Stated problem -
Copy out all lines that hold "name".

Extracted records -
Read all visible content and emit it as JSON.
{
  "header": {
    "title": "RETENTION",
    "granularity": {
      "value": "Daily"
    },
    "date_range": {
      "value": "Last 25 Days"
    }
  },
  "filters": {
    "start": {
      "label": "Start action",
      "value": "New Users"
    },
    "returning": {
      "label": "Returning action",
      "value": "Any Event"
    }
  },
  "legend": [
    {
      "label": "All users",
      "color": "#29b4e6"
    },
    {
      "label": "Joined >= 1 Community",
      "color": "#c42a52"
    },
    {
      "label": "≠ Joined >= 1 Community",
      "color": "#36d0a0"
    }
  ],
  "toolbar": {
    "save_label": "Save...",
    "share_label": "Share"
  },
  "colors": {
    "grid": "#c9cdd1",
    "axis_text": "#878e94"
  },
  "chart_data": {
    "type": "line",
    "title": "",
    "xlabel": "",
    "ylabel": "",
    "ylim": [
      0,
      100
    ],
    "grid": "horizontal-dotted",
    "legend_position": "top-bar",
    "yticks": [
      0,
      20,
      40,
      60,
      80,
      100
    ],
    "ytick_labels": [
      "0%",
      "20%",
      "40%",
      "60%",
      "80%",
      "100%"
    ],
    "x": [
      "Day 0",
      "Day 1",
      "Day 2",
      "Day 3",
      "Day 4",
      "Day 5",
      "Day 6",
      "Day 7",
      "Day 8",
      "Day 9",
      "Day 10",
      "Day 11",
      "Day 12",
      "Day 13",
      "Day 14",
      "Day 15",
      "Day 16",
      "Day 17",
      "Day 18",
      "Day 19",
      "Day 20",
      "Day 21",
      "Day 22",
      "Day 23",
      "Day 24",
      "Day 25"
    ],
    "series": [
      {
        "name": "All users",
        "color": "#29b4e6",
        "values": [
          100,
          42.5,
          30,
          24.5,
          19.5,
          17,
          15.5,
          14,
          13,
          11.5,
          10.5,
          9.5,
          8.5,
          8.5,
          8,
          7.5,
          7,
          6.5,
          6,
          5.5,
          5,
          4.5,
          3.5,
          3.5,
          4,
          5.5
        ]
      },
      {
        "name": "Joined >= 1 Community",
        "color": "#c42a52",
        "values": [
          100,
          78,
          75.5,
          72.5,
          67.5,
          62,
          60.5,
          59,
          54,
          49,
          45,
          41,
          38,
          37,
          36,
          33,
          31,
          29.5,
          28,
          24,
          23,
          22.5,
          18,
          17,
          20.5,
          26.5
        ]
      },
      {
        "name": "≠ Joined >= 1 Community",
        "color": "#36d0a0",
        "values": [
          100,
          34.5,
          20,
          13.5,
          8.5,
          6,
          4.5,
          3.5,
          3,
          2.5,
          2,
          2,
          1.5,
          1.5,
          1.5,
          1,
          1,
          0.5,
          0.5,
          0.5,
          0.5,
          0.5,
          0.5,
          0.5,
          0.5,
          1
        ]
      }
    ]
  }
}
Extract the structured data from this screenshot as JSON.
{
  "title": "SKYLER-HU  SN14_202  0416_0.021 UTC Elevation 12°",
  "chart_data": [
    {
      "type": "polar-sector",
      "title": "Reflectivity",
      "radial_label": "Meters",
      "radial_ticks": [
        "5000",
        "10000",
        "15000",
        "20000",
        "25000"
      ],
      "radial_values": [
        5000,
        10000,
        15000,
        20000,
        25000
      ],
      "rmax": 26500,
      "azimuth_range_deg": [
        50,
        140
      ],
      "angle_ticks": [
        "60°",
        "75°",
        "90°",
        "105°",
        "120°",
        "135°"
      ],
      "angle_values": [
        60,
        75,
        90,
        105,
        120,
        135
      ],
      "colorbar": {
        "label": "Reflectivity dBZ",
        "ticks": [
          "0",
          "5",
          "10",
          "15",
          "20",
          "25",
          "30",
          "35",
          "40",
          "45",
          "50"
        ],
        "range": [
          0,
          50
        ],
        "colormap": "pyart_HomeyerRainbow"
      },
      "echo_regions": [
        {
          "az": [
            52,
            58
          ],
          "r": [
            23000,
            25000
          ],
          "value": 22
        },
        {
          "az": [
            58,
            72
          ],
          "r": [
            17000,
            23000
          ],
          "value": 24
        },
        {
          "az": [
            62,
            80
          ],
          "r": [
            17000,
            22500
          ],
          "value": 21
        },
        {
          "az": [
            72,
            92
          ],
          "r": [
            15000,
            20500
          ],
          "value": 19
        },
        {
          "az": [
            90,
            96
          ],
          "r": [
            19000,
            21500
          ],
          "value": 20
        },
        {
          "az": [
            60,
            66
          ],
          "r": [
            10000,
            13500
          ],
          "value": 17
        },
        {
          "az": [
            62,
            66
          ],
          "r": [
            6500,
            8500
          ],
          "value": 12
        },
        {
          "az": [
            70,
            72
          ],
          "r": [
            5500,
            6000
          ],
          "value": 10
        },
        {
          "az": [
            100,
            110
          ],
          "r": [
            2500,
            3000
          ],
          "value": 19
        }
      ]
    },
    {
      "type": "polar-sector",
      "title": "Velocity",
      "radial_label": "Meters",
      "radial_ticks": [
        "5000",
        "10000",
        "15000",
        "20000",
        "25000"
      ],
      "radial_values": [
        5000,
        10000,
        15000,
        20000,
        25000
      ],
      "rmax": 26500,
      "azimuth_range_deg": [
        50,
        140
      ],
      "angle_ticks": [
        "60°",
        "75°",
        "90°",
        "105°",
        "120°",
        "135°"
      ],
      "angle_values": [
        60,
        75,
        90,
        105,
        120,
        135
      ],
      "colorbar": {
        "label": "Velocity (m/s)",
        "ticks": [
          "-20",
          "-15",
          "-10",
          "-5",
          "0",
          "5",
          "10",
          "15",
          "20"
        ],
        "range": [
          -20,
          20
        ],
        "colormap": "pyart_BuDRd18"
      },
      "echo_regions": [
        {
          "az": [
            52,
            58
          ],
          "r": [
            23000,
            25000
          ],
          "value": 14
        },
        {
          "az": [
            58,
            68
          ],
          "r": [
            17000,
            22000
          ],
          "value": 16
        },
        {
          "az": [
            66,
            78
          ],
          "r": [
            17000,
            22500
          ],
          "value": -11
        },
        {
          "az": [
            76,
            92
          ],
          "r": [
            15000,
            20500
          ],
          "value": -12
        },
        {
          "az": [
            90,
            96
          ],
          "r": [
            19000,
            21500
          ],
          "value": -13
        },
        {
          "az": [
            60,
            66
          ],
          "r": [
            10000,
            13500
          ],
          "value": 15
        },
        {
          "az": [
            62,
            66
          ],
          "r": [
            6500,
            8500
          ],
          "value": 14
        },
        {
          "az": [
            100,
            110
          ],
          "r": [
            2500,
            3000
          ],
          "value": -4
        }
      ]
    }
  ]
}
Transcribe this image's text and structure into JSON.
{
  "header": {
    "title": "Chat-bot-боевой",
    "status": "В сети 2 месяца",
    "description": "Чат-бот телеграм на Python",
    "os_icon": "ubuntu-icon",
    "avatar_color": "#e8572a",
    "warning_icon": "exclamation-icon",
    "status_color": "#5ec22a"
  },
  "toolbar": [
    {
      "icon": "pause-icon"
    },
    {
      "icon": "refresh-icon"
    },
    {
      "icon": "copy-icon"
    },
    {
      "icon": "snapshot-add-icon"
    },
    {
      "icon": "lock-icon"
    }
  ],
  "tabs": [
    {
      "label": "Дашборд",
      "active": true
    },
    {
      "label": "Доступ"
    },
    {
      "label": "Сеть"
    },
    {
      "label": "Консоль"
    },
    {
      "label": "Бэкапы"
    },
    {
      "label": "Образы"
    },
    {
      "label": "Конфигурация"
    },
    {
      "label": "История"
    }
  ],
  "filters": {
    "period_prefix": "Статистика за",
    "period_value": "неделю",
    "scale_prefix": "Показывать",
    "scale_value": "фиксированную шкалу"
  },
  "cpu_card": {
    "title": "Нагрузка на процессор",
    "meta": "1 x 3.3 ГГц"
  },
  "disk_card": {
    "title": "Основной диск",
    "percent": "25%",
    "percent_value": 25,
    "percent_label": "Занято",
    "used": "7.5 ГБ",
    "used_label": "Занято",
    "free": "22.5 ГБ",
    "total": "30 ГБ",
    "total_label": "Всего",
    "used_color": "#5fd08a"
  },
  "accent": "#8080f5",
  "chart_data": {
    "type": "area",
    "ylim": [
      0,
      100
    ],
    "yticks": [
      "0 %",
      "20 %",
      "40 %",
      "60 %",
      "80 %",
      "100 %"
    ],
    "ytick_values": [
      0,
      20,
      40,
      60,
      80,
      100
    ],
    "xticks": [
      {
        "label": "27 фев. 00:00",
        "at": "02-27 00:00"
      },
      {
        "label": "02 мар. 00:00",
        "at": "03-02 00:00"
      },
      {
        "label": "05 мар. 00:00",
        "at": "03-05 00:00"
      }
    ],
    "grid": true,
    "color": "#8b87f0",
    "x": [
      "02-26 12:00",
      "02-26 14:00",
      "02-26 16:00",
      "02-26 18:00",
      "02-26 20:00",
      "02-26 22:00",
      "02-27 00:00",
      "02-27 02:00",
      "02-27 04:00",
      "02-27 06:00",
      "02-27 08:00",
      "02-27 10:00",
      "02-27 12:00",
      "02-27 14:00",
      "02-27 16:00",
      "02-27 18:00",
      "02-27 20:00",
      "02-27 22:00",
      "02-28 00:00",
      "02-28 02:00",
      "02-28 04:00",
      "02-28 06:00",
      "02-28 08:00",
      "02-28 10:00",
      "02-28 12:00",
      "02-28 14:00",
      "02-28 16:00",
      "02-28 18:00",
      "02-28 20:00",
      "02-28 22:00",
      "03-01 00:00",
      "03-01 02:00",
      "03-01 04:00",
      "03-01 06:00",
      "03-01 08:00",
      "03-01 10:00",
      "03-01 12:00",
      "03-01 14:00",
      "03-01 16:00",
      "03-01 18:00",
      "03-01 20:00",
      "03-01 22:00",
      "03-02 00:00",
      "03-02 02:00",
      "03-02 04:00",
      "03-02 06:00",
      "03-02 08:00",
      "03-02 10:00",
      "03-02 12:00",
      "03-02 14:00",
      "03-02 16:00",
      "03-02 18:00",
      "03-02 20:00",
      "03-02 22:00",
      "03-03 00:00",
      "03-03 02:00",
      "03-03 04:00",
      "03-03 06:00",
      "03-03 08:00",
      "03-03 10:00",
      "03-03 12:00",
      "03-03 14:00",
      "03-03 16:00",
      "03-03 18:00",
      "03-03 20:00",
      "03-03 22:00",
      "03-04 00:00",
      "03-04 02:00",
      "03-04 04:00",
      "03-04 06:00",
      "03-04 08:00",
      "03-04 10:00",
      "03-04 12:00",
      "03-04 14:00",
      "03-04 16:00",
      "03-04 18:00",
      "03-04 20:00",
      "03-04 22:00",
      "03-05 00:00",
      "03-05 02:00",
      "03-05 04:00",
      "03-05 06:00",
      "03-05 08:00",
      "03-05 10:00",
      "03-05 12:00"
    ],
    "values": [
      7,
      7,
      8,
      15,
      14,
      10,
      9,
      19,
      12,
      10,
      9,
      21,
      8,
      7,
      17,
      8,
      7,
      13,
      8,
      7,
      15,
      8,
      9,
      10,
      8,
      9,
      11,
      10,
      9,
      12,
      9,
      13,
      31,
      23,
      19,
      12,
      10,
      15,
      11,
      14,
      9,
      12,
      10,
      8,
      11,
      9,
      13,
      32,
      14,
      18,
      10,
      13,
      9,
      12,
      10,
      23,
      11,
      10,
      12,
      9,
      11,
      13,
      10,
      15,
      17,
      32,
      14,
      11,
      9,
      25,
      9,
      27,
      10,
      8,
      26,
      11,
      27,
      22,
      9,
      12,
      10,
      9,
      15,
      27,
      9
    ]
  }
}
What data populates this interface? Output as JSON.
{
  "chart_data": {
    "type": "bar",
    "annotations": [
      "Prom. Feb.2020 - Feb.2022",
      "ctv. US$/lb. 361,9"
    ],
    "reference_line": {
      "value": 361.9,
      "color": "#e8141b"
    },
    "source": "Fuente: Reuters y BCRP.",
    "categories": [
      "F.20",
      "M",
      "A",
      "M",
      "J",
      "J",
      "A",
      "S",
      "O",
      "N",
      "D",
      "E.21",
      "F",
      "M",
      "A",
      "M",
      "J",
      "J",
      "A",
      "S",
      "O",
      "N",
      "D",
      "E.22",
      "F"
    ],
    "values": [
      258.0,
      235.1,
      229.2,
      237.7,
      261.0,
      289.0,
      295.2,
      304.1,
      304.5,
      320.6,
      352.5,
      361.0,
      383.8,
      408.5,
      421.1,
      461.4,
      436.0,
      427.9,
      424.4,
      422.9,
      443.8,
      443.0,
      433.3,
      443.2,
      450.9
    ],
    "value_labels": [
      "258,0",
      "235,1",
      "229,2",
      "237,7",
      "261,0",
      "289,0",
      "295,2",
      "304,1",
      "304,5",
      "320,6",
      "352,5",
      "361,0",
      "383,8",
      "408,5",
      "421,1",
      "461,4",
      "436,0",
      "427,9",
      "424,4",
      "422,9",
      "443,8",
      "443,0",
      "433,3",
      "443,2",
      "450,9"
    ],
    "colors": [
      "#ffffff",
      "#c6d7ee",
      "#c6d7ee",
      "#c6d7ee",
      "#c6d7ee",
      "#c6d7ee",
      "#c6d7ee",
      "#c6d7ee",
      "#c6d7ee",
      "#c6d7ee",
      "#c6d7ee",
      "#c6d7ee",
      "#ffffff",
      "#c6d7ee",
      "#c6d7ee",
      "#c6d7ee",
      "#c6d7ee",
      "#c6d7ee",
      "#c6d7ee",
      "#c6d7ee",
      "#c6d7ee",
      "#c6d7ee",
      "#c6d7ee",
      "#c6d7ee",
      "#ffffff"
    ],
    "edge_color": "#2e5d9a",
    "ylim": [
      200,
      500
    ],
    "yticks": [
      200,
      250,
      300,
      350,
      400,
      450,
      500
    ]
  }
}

Exercise response -
        "name": "All users",
        "name": "Joined >= 1 Community",
        "name": "≠ Joined >= 1 Community",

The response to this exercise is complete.